### EXERCISE TASK 1
Can you repeat the lines of the entries below word for word, starting with the first line of the entries and going on through the line that contains "y-tick-label: 3.7 <box>22 313 40 328</box>"?

### PAGE TEXT
- - -

For the most part, I consider myself a pretty decent saver. I automate the process so that a fairly large chunk of income gets put away for retirement, and I frequently contribute money to my savings account so there's more of it available in case emergencies strike. 

But if I'm being honest, I also do my fair share of spending money a little too freely. And with the new year right around the corner, I'm hereby pledging to ease up on the spending front by making these key moves. 

A husband and wife cooking together at the stove.

Image source: Getty Images

1. Order less takeout

I happen to love to cook. The problem? I don't always have time for it, and when life gets busy, it becomes all too easy to throw some money at the problem by ordering dinner from any one of the local restaurants in my neighborhood. But ordering in frequently isn't just expensive; it also, frankly, isn't the healthiest thing for me. And so come 2020, I'm hoping to spend more time in the kitchen. 

One change I'm aiming to make, however, is to get better about keeping an inventory of my leftovers. The reality is that I already have a deep freezer loaded with soups, chilis, and other meals that lend to easy defrosting. Going forward, I want to keep a running tab on a spreadsheet of the meals I freeze and subsequently eat. I figure I'll be less tempted to order takeout knowing there are four different choices available to me at home.

- - -

(Records from a data collection)
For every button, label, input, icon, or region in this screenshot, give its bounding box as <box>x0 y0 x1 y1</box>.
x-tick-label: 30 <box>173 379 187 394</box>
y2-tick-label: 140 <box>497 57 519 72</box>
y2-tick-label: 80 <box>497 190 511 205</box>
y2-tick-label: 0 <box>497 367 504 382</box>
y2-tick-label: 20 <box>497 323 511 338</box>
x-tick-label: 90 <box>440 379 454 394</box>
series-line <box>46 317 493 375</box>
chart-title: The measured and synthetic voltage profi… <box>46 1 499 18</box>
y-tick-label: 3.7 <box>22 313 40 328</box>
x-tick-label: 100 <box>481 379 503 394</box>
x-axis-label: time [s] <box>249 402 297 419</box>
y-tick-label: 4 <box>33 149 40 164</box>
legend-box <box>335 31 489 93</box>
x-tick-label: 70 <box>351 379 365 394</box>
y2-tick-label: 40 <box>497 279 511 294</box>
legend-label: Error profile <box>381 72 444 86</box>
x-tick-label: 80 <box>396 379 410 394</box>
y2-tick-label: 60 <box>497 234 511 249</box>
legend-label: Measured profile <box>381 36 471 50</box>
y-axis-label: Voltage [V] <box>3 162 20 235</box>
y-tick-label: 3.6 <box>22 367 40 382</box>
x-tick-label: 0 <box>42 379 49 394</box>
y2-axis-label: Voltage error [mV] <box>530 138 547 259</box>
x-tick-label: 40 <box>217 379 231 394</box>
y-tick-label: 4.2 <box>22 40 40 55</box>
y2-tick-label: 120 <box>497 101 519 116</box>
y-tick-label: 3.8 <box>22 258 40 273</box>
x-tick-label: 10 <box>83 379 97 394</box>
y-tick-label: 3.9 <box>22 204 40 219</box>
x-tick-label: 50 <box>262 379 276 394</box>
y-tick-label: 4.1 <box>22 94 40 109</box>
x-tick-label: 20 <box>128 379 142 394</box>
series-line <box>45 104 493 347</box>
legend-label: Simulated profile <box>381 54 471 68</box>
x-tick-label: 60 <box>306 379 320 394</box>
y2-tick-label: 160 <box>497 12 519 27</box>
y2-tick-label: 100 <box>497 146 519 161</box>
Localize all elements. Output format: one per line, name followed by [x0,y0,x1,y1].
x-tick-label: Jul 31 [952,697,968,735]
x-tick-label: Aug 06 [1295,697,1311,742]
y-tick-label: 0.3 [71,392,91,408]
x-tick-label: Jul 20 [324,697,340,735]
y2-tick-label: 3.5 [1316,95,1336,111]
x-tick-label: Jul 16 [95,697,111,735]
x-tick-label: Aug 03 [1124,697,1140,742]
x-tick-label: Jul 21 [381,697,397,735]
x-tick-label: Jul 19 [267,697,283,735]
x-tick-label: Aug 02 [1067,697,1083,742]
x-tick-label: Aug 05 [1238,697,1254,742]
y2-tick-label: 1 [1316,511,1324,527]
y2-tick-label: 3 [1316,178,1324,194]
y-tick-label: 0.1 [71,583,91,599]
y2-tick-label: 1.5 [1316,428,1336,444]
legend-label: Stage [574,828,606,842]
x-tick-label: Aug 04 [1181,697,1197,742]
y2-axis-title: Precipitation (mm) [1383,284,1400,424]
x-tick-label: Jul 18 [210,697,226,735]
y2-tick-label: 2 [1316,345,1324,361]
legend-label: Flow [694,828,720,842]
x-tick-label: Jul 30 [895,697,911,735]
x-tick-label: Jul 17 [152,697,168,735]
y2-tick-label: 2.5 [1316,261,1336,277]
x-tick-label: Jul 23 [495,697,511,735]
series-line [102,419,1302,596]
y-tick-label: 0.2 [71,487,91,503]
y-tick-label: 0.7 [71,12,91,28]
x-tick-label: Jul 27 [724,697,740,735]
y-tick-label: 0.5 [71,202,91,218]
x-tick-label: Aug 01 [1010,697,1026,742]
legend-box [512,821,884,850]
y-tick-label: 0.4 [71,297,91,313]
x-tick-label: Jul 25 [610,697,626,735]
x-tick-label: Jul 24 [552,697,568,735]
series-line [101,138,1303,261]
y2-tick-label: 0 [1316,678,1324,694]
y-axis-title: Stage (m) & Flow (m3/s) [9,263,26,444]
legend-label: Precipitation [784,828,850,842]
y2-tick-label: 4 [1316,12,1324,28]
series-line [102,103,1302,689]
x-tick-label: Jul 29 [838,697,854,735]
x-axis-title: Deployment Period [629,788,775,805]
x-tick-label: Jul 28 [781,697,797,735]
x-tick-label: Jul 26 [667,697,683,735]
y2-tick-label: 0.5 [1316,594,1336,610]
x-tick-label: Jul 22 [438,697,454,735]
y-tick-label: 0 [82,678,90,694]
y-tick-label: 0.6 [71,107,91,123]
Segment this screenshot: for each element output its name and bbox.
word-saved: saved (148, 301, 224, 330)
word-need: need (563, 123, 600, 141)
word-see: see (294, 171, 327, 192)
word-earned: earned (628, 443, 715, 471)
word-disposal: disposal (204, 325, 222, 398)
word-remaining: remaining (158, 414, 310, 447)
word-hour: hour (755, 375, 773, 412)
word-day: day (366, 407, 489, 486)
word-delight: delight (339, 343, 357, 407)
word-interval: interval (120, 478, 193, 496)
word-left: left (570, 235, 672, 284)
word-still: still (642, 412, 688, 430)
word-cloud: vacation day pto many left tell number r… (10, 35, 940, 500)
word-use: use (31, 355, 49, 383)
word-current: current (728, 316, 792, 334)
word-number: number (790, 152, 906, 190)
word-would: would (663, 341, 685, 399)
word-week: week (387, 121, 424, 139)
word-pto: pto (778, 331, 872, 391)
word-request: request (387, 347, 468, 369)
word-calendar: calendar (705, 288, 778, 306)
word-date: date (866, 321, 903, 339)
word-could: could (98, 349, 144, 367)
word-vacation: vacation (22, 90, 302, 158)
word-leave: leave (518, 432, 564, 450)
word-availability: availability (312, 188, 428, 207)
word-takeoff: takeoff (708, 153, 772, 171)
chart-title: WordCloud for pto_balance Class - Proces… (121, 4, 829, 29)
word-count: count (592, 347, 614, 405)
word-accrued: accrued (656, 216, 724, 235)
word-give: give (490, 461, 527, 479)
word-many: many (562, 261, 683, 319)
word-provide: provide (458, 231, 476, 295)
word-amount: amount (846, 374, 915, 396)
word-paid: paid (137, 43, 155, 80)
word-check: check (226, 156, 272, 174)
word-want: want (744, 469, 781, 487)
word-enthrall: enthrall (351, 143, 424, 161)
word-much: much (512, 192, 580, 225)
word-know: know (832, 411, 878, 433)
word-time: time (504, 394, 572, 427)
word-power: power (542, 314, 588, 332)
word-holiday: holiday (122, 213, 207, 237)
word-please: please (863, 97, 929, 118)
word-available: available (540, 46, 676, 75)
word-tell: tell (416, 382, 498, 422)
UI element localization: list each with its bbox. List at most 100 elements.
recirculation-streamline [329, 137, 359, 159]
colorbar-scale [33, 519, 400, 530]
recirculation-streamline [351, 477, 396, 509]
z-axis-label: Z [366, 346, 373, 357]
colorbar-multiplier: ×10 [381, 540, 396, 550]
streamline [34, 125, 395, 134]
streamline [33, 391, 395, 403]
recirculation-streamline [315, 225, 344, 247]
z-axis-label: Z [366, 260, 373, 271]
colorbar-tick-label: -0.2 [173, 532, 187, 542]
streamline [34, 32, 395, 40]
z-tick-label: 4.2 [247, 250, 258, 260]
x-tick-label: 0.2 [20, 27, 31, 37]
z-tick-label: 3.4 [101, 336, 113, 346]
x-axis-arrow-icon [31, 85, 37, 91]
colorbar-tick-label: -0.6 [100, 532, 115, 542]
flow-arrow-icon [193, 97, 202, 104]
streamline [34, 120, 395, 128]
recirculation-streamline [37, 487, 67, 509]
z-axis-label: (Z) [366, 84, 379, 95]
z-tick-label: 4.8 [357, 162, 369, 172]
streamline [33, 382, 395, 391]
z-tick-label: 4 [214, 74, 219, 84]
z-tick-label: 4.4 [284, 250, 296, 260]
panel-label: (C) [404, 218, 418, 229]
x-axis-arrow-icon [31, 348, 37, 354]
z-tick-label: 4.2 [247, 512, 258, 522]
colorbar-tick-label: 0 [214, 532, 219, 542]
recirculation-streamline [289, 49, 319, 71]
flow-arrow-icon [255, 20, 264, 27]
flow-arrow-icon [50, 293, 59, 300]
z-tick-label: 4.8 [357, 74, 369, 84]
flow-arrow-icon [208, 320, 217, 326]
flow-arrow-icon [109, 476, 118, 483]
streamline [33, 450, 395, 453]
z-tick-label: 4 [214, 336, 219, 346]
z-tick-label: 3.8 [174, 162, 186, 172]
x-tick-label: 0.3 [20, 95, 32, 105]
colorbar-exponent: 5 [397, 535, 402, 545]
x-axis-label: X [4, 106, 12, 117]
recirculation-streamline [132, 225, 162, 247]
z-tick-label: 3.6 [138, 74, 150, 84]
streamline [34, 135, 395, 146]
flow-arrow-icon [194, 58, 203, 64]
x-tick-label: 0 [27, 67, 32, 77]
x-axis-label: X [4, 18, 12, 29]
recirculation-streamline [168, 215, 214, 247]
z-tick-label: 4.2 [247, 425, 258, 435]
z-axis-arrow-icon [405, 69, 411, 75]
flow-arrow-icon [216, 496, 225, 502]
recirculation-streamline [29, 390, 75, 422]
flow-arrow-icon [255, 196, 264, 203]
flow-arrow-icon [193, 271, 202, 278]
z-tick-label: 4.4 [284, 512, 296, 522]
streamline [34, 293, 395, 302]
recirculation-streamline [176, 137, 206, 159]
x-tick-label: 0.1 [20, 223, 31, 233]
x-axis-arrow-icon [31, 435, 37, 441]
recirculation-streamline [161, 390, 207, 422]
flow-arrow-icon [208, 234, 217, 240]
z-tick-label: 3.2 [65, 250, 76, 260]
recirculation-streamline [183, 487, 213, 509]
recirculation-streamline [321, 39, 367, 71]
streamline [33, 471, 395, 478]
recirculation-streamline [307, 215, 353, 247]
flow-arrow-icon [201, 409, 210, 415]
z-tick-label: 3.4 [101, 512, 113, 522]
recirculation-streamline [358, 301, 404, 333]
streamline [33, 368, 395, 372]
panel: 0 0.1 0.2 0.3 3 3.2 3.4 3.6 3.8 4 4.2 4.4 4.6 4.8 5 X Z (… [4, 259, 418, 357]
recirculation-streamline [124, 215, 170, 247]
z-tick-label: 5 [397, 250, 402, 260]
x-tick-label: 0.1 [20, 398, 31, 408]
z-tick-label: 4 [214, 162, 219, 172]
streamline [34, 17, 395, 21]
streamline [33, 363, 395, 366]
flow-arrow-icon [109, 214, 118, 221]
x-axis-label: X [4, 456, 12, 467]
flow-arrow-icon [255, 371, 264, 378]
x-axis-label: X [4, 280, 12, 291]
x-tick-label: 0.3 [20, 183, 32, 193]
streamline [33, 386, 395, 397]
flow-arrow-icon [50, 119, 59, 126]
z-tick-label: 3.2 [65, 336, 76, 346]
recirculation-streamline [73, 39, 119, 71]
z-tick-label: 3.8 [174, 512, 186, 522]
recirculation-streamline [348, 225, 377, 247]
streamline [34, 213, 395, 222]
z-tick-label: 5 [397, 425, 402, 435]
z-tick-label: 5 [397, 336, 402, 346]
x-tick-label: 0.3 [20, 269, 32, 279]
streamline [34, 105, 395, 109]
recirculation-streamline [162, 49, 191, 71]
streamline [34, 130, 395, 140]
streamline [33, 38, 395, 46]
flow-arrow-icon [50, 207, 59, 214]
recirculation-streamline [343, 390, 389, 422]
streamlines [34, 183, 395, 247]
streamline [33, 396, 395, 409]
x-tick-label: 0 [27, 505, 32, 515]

- - -

### EXERCISE TASK 2
Can you rewrite the text on saving and spending above, starting with "For the most" and going on through "these key moves.", with "emergencies" replaced by "unexpected expenses"?

### ANSWER 1
For every button, label, input, icon, or region in this screenshot, give its bounding box as <box>x0 y0 x1 y1</box>.
x-tick-label: 30 <box>173 379 187 394</box>
y2-tick-label: 140 <box>497 57 519 72</box>
y2-tick-label: 80 <box>497 190 511 205</box>
y2-tick-label: 0 <box>497 367 504 382</box>
y2-tick-label: 20 <box>497 323 511 338</box>
x-tick-label: 90 <box>440 379 454 394</box>
series-line <box>46 317 493 375</box>
chart-title: The measured and synthetic voltage profi… <box>46 1 499 18</box>
y-tick-label: 3.7 <box>22 313 40 328</box>

### ANSWER 2
For the most part, I consider myself a pretty decent saver. I automate the process so that a fairly large chunk of income gets put away for retirement, and I frequently contribute money to my savings account so there's more of it available in case unexpected expenses strike. 

But if I'm being honest, I also do my fair share of spending money a little too freely. And with the new year right around the corner, I'm hereby pledging to ease up on the spending front by making these key moves.